◆ Aim ◆
Return the count of lines with the string "Однокомнатная" in them, and nothing else.

[Data entries for graphics]
━━━━━━━━━━━━━━━━

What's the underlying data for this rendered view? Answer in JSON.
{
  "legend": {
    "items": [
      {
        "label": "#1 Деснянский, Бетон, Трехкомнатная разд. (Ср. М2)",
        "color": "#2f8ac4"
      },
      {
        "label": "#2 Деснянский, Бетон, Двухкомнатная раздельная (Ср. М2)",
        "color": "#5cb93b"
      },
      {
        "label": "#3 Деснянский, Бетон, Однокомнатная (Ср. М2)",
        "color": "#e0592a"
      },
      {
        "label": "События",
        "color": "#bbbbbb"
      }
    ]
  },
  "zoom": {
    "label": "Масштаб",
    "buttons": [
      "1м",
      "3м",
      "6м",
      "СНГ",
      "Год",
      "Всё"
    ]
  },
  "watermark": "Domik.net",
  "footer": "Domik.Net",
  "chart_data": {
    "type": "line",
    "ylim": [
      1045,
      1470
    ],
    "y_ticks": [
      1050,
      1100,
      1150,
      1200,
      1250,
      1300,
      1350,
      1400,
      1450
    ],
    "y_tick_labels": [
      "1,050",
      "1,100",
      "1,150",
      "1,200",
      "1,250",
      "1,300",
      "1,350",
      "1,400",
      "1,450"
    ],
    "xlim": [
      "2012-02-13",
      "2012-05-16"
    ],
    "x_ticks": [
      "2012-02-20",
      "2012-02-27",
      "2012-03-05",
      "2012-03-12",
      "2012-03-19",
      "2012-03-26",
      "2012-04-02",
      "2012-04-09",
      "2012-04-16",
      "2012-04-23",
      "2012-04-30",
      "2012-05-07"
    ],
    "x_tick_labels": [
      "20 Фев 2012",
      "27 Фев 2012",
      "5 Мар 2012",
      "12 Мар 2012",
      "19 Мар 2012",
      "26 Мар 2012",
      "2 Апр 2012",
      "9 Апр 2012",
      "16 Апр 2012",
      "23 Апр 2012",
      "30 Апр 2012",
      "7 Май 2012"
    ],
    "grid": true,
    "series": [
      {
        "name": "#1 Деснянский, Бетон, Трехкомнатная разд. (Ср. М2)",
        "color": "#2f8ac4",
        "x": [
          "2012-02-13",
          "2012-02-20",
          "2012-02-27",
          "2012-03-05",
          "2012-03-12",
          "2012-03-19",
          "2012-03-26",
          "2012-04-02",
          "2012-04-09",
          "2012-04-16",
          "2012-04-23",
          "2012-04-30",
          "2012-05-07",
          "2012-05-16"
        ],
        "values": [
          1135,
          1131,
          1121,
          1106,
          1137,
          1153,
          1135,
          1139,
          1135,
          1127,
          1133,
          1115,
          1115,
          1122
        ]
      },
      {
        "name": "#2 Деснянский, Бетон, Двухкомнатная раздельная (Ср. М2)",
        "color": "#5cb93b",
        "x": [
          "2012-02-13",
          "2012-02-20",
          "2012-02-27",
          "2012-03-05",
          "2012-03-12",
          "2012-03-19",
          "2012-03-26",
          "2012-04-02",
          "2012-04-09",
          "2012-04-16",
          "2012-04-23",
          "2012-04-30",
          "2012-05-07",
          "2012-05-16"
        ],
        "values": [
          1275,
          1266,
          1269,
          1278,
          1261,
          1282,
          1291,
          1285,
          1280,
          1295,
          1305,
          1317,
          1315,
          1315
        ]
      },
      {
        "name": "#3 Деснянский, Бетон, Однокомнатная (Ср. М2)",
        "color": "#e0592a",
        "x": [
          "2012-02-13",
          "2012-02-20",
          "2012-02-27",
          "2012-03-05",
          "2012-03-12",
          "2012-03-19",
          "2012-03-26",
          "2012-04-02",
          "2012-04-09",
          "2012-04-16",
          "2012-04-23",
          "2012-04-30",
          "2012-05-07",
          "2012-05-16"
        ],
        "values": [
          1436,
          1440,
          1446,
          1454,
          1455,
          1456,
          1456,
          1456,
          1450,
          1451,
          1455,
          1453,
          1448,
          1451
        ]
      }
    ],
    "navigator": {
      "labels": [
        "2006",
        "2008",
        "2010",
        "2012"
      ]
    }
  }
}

━━━━━━━━━━━━━━━━

◆ Solution to this task ◆
2